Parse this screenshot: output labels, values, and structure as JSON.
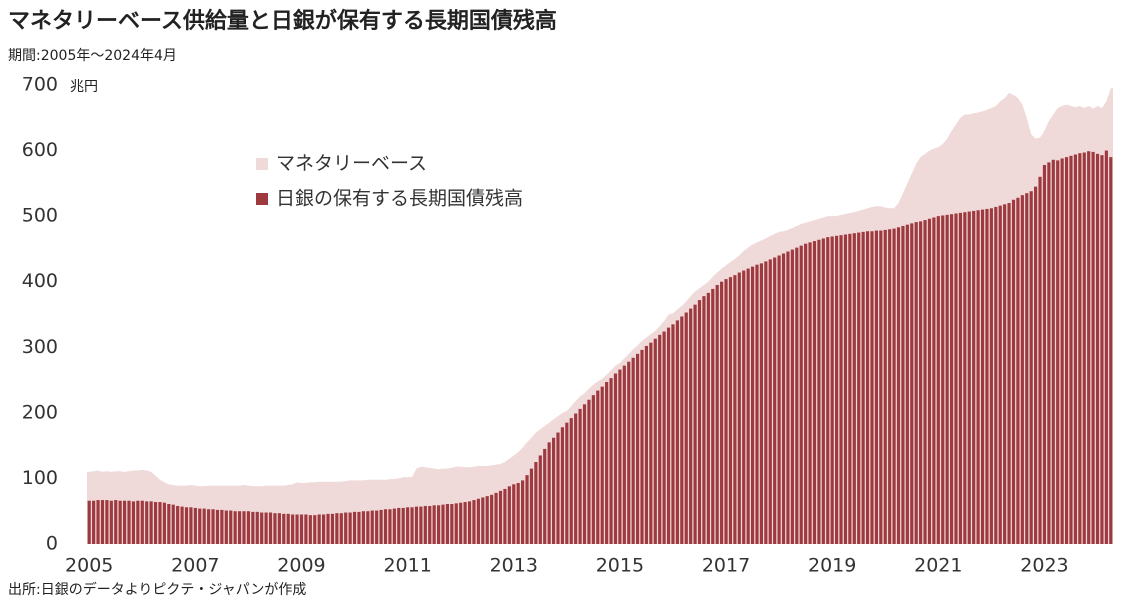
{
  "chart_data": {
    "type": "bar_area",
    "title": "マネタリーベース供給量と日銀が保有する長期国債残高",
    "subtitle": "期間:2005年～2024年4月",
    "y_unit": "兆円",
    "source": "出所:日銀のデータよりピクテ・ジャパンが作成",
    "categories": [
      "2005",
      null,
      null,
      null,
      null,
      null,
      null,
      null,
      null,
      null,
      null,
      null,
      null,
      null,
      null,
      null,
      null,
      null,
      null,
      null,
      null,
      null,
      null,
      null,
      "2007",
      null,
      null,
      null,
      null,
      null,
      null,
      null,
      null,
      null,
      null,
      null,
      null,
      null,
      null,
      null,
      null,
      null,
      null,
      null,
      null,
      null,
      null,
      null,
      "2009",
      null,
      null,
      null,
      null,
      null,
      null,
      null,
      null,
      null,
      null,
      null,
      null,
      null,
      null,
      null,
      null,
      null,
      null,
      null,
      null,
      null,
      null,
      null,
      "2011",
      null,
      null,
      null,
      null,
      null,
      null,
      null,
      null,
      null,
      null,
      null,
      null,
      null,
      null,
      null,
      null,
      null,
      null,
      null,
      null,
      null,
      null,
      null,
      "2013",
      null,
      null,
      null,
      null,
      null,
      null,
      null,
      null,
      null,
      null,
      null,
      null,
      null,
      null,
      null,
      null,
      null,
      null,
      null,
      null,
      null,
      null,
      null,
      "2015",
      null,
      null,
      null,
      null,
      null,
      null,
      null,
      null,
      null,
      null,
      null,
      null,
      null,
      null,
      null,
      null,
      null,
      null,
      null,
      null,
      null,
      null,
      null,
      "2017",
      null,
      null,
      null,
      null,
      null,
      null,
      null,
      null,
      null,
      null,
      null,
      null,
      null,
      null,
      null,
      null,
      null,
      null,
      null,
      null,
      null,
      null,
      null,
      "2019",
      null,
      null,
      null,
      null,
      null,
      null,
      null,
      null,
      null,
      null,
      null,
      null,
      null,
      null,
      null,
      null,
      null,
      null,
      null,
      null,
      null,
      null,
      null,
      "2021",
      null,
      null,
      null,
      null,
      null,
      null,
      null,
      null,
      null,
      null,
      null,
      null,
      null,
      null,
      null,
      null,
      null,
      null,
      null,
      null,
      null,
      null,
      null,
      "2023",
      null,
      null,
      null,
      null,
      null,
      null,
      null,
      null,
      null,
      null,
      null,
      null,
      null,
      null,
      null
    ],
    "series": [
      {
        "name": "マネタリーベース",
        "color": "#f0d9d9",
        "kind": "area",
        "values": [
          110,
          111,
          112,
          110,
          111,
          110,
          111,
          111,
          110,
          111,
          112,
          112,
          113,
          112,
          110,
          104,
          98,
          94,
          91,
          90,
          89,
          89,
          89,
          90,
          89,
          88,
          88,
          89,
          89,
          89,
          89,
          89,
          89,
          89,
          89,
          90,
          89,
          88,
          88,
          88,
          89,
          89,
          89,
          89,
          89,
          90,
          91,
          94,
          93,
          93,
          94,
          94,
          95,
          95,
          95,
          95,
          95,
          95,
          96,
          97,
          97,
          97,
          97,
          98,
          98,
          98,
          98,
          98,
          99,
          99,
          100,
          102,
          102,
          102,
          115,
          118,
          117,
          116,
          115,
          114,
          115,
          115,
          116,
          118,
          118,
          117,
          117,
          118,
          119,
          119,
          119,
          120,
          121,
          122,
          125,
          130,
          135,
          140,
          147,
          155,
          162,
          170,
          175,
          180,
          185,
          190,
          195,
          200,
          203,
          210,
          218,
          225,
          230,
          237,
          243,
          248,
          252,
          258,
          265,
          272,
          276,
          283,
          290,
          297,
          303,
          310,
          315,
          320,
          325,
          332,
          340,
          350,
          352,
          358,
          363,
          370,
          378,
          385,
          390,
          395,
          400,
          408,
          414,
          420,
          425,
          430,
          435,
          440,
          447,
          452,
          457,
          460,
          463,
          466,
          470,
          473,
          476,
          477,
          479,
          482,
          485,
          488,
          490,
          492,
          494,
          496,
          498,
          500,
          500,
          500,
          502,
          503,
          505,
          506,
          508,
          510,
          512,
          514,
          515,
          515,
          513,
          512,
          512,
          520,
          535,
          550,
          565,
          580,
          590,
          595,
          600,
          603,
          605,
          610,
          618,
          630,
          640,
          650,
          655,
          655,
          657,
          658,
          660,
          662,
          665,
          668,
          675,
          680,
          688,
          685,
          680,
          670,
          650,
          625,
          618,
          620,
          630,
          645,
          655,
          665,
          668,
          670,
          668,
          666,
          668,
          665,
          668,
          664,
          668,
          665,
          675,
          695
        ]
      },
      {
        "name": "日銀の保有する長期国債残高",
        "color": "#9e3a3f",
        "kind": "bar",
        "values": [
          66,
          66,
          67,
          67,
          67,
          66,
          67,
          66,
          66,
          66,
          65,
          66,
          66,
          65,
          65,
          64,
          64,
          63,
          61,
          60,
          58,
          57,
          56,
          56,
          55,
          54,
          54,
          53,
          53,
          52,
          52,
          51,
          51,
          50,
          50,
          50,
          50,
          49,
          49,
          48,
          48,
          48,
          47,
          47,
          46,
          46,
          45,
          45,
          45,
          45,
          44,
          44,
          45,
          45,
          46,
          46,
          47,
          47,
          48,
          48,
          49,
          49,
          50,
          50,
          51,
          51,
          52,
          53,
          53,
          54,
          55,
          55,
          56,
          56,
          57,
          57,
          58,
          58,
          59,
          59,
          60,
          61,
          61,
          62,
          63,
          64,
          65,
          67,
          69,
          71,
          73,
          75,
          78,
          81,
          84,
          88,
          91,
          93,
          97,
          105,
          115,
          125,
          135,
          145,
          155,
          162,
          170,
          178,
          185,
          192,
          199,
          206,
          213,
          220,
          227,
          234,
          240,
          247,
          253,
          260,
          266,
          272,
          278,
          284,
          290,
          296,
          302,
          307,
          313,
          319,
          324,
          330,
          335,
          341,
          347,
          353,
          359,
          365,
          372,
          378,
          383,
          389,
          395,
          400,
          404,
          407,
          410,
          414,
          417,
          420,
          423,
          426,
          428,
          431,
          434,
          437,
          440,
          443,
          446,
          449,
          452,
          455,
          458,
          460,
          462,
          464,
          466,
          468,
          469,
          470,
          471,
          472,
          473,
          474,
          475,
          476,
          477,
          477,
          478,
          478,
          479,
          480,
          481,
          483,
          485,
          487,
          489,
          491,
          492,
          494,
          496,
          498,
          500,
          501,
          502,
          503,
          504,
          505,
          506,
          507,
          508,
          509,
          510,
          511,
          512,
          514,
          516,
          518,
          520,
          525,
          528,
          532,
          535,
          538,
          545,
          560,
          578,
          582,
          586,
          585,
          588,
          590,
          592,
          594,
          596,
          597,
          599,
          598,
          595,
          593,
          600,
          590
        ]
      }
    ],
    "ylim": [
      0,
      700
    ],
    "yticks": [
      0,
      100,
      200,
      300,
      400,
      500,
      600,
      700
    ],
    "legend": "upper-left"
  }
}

+++

WRITTEN EXERCISE: Reproduce the whole listing exactly, but not the images in it.

TASK ANSWER:
Parse this screenshot: output labels, values, and structure as JSON.
{
  "chart_data": {
    "type": "bar_area",
    "title": "マネタリーベース供給量と日銀が保有する長期国債残高",
    "subtitle": "期間:2005年～2024年4月",
    "y_unit": "兆円",
    "source": "出所:日銀のデータよりピクテ・ジャパンが作成",
    "categories": [
      "2005",
      null,
      null,
      null,
      null,
      null,
      null,
      null,
      null,
      null,
      null,
      null,
      null,
      null,
      null,
      null,
      null,
      null,
      null,
      null,
      null,
      null,
      null,
      null,
      "2007",
      null,
      null,
      null,
      null,
      null,
      null,
      null,
      null,
      null,
      null,
      null,
      null,
      null,
      null,
      null,
      null,
      null,
      null,
      null,
      null,
      null,
      null,
      null,
      "2009",
      null,
      null,
      null,
      null,
      null,
      null,
      null,
      null,
      null,
      null,
      null,
      null,
      null,
      null,
      null,
      null,
      null,
      null,
      null,
      null,
      null,
      null,
      null,
      "2011",
      null,
      null,
      null,
      null,
      null,
      null,
      null,
      null,
      null,
      null,
      null,
      null,
      null,
      null,
      null,
      null,
      null,
      null,
      null,
      null,
      null,
      null,
      null,
      "2013",
      null,
      null,
      null,
      null,
      null,
      null,
      null,
      null,
      null,
      null,
      null,
      null,
      null,
      null,
      null,
      null,
      null,
      null,
      null,
      null,
      null,
      null,
      null,
      "2015",
      null,
      null,
      null,
      null,
      null,
      null,
      null,
      null,
      null,
      null,
      null,
      null,
      null,
      null,
      null,
      null,
      null,
      null,
      null,
      null,
      null,
      null,
      null,
      "2017",
      null,
      null,
      null,
      null,
      null,
      null,
      null,
      null,
      null,
      null,
      null,
      null,
      null,
      null,
      null,
      null,
      null,
      null,
      null,
      null,
      null,
      null,
      null,
      "2019",
      null,
      null,
      null,
      null,
      null,
      null,
      null,
      null,
      null,
      null,
      null,
      null,
      null,
      null,
      null,
      null,
      null,
      null,
      null,
      null,
      null,
      null,
      null,
      "2021",
      null,
      null,
      null,
      null,
      null,
      null,
      null,
      null,
      null,
      null,
      null,
      null,
      null,
      null,
      null,
      null,
      null,
      null,
      null,
      null,
      null,
      null,
      null,
      "2023",
      null,
      null,
      null,
      null,
      null,
      null,
      null,
      null,
      null,
      null,
      null,
      null,
      null,
      null,
      null
    ],
    "series": [
      {
        "name": "マネタリーベース",
        "color": "#f0d9d9",
        "kind": "area",
        "values": [
          110,
          111,
          112,
          110,
          111,
          110,
          111,
          111,
          110,
          111,
          112,
          112,
          113,
          112,
          110,
          104,
          98,
          94,
          91,
          90,
          89,
          89,
          89,
          90,
          89,
          88,
          88,
          89,
          89,
          89,
          89,
          89,
          89,
          89,
          89,
          90,
          89,
          88,
          88,
          88,
          89,
          89,
          89,
          89,
          89,
          90,
          91,
          94,
          93,
          93,
          94,
          94,
          95,
          95,
          95,
          95,
          95,
          95,
          96,
          97,
          97,
          97,
          97,
          98,
          98,
          98,
          98,
          98,
          99,
          99,
          100,
          102,
          102,
          102,
          115,
          118,
          117,
          116,
          115,
          114,
          115,
          115,
          116,
          118,
          118,
          117,
          117,
          118,
          119,
          119,
          119,
          120,
          121,
          122,
          125,
          130,
          135,
          140,
          147,
          155,
          162,
          170,
          175,
          180,
          185,
          190,
          195,
          200,
          203,
          210,
          218,
          225,
          230,
          237,
          243,
          248,
          252,
          258,
          265,
          272,
          276,
          283,
          290,
          297,
          303,
          310,
          315,
          320,
          325,
          332,
          340,
          350,
          352,
          358,
          363,
          370,
          378,
          385,
          390,
          395,
          400,
          408,
          414,
          420,
          425,
          430,
          435,
          440,
          447,
          452,
          457,
          460,
          463,
          466,
          470,
          473,
          476,
          477,
          479,
          482,
          485,
          488,
          490,
          492,
          494,
          496,
          498,
          500,
          500,
          500,
          502,
          503,
          505,
          506,
          508,
          510,
          512,
          514,
          515,
          515,
          513,
          512,
          512,
          520,
          535,
          550,
          565,
          580,
          590,
          595,
          600,
          603,
          605,
          610,
          618,
          630,
          640,
          650,
          655,
          655,
          657,
          658,
          660,
          662,
          665,
          668,
          675,
          680,
          688,
          685,
          680,
          670,
          650,
          625,
          618,
          620,
          630,
          645,
          655,
          665,
          668,
          670,
          668,
          666,
          668,
          665,
          668,
          664,
          668,
          665,
          675,
          695
        ]
      },
      {
        "name": "日銀の保有する長期国債残高",
        "color": "#9e3a3f",
        "kind": "bar",
        "values": [
          66,
          66,
          67,
          67,
          67,
          66,
          67,
          66,
          66,
          66,
          65,
          66,
          66,
          65,
          65,
          64,
          64,
          63,
          61,
          60,
          58,
          57,
          56,
          56,
          55,
          54,
          54,
          53,
          53,
          52,
          52,
          51,
          51,
          50,
          50,
          50,
          50,
          49,
          49,
          48,
          48,
          48,
          47,
          47,
          46,
          46,
          45,
          45,
          45,
          45,
          44,
          44,
          45,
          45,
          46,
          46,
          47,
          47,
          48,
          48,
          49,
          49,
          50,
          50,
          51,
          51,
          52,
          53,
          53,
          54,
          55,
          55,
          56,
          56,
          57,
          57,
          58,
          58,
          59,
          59,
          60,
          61,
          61,
          62,
          63,
          64,
          65,
          67,
          69,
          71,
          73,
          75,
          78,
          81,
          84,
          88,
          91,
          93,
          97,
          105,
          115,
          125,
          135,
          145,
          155,
          162,
          170,
          178,
          185,
          192,
          199,
          206,
          213,
          220,
          227,
          234,
          240,
          247,
          253,
          260,
          266,
          272,
          278,
          284,
          290,
          296,
          302,
          307,
          313,
          319,
          324,
          330,
          335,
          341,
          347,
          353,
          359,
          365,
          372,
          378,
          383,
          389,
          395,
          400,
          404,
          407,
          410,
          414,
          417,
          420,
          423,
          426,
          428,
          431,
          434,
          437,
          440,
          443,
          446,
          449,
          452,
          455,
          458,
          460,
          462,
          464,
          466,
          468,
          469,
          470,
          471,
          472,
          473,
          474,
          475,
          476,
          477,
          477,
          478,
          478,
          479,
          480,
          481,
          483,
          485,
          487,
          489,
          491,
          492,
          494,
          496,
          498,
          500,
          501,
          502,
          503,
          504,
          505,
          506,
          507,
          508,
          509,
          510,
          511,
          512,
          514,
          516,
          518,
          520,
          525,
          528,
          532,
          535,
          538,
          545,
          560,
          578,
          582,
          586,
          585,
          588,
          590,
          592,
          594,
          596,
          597,
          599,
          598,
          595,
          593,
          600,
          590
        ]
      }
    ],
    "ylim": [
      0,
      700
    ],
    "yticks": [
      0,
      100,
      200,
      300,
      400,
      500,
      600,
      700
    ],
    "legend": "upper-left"
  }
}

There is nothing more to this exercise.